* START INFORMATION PROVIDED *
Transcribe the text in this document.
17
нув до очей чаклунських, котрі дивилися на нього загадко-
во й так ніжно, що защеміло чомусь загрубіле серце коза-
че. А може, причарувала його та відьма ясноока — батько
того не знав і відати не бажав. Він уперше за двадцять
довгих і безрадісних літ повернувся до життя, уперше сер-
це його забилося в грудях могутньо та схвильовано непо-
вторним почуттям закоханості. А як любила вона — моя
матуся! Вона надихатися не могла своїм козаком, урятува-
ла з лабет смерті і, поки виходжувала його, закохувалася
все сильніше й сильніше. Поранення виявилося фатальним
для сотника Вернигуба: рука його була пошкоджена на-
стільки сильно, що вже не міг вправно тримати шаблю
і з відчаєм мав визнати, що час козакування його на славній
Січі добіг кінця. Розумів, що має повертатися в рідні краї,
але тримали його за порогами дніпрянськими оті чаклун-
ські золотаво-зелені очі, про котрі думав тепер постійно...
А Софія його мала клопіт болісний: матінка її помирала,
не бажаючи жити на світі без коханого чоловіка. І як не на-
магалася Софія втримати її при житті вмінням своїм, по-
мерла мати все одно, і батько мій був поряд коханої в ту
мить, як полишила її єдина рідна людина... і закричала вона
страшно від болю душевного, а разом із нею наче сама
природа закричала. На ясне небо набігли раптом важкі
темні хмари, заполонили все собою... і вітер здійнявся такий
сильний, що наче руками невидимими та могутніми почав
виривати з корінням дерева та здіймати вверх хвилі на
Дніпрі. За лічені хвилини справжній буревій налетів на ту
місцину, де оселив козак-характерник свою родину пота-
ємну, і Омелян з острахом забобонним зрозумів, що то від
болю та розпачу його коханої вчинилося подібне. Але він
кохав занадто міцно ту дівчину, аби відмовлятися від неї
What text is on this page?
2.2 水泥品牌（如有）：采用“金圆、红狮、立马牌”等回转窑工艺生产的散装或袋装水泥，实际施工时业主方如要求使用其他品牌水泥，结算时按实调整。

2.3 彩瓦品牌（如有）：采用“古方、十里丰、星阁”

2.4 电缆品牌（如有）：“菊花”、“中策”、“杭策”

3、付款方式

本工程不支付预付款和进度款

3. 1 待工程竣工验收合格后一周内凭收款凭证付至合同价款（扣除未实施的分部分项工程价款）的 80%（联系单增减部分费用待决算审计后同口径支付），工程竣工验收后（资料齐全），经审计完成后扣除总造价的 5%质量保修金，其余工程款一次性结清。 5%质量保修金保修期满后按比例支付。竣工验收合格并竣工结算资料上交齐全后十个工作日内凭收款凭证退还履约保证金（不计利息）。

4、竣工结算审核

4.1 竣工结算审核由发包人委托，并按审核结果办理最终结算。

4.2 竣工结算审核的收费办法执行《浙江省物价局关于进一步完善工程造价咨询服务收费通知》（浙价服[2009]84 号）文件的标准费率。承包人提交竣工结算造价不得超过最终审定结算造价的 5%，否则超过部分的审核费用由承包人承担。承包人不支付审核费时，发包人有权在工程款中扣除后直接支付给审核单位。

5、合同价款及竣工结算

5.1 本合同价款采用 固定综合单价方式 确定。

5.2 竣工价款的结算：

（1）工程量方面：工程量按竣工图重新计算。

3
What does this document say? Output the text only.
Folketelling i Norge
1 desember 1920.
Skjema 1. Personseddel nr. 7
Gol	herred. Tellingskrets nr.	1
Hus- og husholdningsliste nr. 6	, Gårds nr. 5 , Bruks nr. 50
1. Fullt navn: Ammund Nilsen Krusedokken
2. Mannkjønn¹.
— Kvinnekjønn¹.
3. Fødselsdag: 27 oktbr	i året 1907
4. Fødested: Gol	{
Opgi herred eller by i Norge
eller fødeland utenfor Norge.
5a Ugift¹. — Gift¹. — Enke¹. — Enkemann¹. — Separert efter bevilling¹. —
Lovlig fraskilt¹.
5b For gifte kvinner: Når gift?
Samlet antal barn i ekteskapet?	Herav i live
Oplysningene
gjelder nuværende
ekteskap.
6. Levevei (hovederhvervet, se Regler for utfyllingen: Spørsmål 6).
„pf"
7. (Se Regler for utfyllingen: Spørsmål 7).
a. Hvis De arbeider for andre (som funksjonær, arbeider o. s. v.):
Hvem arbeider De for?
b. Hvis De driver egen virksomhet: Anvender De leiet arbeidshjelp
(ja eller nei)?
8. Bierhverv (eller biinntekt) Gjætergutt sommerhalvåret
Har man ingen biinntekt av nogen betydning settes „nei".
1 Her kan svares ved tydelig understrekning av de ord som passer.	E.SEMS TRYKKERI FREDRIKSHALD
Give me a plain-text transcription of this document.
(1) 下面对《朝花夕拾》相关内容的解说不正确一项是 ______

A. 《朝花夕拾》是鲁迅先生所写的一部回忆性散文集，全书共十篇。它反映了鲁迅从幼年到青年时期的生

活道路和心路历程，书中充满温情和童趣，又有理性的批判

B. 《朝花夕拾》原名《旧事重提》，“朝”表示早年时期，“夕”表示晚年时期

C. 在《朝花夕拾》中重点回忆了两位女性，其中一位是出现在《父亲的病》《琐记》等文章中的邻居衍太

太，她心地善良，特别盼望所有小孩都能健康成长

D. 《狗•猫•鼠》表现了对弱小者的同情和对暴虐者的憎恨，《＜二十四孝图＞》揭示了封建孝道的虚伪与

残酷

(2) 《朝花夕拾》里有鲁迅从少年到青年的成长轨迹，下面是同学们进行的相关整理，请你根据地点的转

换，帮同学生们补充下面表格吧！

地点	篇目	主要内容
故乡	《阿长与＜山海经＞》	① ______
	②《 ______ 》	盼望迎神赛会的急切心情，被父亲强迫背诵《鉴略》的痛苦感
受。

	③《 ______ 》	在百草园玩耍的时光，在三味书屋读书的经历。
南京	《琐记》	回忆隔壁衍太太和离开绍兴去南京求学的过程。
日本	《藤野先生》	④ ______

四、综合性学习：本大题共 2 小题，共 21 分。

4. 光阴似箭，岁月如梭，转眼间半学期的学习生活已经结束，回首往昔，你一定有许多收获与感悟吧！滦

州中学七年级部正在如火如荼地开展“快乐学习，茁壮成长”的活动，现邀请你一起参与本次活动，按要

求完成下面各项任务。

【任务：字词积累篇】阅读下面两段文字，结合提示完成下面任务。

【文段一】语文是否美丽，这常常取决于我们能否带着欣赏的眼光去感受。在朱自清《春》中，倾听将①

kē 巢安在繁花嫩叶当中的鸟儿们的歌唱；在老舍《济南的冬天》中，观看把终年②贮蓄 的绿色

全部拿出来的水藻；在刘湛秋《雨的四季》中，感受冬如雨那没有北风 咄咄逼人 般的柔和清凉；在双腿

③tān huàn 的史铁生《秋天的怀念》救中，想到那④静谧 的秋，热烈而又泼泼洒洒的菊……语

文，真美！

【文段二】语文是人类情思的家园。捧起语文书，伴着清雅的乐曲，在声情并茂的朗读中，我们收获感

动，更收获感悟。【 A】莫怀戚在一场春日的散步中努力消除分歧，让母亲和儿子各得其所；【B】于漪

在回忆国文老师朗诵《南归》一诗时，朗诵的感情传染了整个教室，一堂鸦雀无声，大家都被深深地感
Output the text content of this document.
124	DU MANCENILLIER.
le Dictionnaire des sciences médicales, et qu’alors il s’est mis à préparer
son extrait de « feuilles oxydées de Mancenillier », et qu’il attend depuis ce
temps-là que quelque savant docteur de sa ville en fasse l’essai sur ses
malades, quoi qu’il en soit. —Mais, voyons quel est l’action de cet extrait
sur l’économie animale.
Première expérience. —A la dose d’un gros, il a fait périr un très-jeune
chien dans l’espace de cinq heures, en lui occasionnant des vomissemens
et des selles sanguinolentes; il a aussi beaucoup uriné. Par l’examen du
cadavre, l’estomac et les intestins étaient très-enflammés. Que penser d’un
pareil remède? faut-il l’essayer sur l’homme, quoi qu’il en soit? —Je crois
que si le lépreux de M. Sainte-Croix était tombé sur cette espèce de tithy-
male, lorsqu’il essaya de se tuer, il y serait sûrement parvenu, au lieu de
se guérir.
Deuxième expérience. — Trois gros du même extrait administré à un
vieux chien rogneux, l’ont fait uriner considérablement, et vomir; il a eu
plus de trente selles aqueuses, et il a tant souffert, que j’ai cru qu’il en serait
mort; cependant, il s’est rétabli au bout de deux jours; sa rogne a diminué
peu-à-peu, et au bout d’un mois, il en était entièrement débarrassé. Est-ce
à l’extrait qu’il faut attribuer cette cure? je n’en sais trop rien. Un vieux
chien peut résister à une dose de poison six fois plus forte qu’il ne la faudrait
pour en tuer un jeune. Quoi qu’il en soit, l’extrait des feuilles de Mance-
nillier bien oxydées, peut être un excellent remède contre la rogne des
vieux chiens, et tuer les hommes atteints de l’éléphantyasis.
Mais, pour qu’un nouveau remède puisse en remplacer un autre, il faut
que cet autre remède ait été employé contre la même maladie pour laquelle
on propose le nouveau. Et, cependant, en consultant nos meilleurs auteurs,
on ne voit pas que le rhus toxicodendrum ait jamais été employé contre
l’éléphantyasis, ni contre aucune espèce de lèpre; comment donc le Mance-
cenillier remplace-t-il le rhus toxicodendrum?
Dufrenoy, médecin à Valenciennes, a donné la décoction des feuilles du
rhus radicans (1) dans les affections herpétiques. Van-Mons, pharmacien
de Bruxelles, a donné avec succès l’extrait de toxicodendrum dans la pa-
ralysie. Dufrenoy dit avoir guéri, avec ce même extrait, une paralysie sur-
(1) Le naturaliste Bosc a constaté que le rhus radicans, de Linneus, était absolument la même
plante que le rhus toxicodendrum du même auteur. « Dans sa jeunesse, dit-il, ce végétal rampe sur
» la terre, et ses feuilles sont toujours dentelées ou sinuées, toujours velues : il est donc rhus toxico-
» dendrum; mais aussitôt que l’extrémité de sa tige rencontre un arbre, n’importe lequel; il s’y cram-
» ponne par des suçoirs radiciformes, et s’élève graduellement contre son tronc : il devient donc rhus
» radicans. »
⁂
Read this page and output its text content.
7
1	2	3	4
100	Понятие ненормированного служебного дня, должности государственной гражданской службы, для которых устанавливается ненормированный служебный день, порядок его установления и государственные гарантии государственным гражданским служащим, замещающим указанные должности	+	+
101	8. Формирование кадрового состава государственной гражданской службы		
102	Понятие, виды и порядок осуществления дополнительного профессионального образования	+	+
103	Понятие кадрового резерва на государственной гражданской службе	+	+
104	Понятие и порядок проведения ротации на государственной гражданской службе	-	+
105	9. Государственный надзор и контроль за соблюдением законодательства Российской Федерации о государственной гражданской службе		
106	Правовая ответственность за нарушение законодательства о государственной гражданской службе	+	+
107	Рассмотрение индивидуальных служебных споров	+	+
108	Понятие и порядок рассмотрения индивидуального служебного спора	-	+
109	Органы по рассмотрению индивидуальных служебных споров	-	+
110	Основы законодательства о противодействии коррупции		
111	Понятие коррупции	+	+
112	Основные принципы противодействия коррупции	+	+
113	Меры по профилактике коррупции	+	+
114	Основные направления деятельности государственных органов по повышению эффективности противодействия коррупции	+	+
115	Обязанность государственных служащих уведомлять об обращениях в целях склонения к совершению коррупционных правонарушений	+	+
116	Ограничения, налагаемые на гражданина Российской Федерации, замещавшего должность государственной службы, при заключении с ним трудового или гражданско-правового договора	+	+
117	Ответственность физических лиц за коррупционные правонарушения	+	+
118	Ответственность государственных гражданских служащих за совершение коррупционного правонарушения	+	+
* END INFORMATION PROVIDED *
§ WORK TO BE COMPLETED:
For this exercise, gather every line of the data that contains the word "службе".

§ EXPECTED ANSWER:
103	Понятие кадрового резерва на государственной гражданской службе	+	+
104	Понятие и порядок проведения ротации на государственной гражданской службе	-	+
105	9. Государственный надзор и контроль за соблюдением законодательства Российской Федерации о государственной гражданской службе		
106	Правовая ответственность за нарушение законодательства о государственной гражданской службе	+	+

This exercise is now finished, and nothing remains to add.